Problem statement: Lines that contain the string "document" are to be copied; leave out all others.

Stored data:
──────────

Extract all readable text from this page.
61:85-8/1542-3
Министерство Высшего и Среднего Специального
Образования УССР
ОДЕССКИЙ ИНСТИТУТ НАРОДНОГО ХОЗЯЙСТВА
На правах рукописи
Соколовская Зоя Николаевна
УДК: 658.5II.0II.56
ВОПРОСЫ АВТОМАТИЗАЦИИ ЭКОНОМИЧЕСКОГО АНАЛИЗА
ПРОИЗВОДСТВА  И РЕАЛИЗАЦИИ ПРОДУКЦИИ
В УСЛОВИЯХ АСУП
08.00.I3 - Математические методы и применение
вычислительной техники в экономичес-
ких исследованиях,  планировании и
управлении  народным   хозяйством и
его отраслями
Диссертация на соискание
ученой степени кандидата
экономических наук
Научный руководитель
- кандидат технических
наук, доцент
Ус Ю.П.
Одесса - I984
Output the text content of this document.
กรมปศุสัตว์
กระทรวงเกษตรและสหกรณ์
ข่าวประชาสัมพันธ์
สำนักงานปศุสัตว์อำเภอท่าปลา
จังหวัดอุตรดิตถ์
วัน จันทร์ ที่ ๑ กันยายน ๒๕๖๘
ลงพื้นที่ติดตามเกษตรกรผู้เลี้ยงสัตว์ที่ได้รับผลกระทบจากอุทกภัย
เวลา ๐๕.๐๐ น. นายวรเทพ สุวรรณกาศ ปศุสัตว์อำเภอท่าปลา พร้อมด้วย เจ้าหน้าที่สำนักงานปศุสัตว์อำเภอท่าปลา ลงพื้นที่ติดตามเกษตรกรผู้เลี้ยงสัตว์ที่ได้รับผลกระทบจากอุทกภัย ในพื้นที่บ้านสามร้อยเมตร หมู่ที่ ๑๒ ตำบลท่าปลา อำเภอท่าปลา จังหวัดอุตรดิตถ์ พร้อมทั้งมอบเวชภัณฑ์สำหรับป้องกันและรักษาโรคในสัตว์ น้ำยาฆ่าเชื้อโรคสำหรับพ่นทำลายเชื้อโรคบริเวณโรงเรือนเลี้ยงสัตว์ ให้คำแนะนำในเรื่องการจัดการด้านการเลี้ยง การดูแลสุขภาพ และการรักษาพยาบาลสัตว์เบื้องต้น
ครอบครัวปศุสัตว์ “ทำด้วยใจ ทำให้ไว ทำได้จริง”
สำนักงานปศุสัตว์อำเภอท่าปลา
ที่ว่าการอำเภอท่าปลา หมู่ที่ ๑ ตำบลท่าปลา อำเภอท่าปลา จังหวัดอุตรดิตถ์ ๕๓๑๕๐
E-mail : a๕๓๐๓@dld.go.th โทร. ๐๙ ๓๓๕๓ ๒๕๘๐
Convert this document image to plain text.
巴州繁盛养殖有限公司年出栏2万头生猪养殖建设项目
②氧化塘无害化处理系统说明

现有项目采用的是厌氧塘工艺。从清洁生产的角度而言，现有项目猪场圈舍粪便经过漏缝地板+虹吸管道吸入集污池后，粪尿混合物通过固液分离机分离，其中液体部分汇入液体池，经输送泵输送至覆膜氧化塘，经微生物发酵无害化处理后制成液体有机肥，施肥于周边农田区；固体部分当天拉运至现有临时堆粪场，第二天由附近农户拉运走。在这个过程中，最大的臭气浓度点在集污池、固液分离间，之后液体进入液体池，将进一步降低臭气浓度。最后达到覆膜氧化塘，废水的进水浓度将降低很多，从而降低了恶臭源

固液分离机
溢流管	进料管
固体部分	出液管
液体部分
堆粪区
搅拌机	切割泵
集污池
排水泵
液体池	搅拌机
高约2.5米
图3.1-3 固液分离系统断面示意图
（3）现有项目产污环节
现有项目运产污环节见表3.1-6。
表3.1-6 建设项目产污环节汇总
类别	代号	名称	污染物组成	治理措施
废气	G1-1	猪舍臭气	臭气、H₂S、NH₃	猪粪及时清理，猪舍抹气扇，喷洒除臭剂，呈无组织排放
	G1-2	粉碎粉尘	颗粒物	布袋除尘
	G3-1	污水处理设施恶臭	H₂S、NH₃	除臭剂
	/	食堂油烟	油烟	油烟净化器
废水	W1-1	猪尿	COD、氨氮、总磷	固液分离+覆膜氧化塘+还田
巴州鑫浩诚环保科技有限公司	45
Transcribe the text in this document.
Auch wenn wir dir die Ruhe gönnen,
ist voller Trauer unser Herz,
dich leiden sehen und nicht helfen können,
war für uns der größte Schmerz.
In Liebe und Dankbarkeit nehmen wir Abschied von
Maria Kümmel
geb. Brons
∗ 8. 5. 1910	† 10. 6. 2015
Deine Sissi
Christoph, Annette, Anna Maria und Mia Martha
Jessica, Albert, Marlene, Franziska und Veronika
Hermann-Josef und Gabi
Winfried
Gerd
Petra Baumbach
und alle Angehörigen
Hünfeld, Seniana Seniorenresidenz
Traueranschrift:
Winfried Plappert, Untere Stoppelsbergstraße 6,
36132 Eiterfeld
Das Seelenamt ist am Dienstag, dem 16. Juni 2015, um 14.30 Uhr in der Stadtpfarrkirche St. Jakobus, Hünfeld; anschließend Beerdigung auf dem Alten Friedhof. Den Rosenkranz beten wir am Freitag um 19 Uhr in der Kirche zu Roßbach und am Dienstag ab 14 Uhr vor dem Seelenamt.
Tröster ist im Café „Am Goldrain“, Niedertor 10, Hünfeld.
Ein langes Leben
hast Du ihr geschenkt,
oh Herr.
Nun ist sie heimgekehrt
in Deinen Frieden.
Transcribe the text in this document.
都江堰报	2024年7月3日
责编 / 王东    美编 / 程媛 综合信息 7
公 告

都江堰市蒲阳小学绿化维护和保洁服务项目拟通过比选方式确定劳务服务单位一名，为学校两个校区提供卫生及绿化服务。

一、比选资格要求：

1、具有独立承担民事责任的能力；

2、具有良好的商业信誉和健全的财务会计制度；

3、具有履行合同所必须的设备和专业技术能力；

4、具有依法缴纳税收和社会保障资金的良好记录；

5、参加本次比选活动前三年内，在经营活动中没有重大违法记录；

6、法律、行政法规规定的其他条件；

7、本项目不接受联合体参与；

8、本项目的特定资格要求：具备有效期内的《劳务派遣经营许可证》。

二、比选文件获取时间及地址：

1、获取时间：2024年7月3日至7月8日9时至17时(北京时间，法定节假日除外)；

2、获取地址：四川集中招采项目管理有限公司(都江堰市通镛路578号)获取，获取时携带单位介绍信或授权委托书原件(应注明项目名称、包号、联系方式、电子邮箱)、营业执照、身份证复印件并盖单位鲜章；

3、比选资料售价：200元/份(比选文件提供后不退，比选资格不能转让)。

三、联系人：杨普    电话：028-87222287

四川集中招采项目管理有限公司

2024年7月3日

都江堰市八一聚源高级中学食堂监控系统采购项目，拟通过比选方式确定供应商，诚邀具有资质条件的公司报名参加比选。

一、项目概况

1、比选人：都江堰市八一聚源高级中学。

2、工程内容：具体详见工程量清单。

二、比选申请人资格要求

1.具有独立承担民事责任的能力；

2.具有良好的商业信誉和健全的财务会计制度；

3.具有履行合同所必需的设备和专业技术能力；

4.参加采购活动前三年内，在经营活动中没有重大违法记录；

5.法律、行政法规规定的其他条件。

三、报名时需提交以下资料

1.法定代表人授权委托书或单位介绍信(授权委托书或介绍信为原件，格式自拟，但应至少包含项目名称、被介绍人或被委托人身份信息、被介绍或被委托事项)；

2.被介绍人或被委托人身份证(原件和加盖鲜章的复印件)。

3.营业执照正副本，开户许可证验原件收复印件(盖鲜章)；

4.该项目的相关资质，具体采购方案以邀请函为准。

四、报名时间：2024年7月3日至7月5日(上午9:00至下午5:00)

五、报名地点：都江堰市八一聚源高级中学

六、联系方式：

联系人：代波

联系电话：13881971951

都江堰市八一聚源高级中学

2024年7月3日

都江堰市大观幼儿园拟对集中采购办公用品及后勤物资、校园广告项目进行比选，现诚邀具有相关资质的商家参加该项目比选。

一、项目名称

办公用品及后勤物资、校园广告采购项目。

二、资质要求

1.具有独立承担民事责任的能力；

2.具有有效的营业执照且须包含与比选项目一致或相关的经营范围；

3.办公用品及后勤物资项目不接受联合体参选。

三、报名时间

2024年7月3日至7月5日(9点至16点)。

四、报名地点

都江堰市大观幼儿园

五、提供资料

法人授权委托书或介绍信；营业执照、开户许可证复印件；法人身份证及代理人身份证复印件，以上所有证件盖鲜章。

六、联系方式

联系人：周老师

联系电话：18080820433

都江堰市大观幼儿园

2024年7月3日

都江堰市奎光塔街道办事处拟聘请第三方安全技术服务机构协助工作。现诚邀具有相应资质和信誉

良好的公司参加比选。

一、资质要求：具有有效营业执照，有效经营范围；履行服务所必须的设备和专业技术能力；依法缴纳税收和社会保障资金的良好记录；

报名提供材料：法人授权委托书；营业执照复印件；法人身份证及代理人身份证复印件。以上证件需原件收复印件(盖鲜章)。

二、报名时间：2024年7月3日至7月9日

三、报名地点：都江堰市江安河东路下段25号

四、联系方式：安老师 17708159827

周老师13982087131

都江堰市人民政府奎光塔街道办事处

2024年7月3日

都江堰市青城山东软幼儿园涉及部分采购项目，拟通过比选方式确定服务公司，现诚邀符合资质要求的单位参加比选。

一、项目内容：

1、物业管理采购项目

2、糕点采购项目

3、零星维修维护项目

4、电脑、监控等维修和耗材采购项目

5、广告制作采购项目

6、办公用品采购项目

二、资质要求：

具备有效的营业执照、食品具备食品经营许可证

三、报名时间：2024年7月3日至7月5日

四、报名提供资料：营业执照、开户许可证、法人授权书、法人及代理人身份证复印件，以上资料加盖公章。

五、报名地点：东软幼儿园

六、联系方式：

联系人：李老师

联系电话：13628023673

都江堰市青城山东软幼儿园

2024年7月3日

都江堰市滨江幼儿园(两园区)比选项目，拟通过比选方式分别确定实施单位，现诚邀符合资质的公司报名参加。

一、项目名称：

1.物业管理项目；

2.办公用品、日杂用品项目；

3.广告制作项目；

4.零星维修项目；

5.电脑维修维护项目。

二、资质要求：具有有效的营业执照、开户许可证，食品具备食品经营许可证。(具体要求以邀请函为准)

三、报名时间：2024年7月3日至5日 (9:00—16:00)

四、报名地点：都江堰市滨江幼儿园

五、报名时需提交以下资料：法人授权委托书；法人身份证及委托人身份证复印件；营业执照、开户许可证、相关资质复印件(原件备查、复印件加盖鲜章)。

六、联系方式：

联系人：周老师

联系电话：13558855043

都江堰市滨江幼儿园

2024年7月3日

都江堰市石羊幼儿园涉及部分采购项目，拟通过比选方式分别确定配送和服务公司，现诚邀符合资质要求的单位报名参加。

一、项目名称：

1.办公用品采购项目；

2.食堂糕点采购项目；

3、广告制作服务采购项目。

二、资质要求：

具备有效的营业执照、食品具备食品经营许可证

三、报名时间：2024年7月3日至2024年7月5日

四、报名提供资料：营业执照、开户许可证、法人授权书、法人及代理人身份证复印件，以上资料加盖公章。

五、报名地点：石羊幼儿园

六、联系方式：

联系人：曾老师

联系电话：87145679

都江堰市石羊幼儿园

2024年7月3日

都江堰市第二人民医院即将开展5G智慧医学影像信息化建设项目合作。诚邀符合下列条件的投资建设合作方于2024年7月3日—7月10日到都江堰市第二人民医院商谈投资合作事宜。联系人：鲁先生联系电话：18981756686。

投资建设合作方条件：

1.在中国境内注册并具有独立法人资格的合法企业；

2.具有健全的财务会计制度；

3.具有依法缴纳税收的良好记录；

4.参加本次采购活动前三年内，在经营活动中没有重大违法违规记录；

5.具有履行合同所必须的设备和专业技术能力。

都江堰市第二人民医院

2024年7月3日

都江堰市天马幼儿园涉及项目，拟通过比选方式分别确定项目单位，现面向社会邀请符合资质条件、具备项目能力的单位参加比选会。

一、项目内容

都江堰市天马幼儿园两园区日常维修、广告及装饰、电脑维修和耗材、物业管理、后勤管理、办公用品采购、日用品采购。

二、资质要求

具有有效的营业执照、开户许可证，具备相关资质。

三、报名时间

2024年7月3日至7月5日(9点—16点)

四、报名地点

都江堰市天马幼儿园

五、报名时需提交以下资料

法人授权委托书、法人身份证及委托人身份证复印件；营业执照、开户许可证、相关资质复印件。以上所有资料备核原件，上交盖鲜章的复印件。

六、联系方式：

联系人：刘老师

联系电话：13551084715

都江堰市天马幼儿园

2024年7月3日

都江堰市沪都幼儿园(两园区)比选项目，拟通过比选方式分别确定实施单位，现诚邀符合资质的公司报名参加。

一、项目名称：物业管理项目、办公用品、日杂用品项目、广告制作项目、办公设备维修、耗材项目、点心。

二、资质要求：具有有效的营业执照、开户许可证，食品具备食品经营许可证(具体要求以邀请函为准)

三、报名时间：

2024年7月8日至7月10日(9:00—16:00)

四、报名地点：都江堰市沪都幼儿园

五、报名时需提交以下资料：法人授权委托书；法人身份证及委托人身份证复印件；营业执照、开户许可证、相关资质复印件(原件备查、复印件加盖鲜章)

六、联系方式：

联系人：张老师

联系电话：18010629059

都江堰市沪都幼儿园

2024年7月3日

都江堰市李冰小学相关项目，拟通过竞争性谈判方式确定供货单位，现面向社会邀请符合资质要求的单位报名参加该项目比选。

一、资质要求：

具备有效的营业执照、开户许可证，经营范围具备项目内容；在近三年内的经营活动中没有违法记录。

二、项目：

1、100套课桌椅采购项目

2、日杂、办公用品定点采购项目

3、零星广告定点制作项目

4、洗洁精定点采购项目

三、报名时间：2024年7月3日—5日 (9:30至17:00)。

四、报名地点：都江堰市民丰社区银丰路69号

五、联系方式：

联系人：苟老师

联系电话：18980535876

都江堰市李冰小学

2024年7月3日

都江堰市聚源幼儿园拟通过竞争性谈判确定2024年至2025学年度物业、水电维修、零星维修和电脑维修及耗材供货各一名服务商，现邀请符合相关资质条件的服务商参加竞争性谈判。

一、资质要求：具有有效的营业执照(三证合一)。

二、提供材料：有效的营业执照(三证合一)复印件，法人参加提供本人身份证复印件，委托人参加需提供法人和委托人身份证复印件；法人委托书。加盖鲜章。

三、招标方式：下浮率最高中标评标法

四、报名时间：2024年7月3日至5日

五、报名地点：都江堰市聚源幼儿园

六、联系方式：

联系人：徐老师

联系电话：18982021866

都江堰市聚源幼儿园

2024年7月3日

──────────

Worked solution:
Output the text content of this document.
Convert this document image to plain text.
Transcribe the text in this document.
Transcribe the text in this document.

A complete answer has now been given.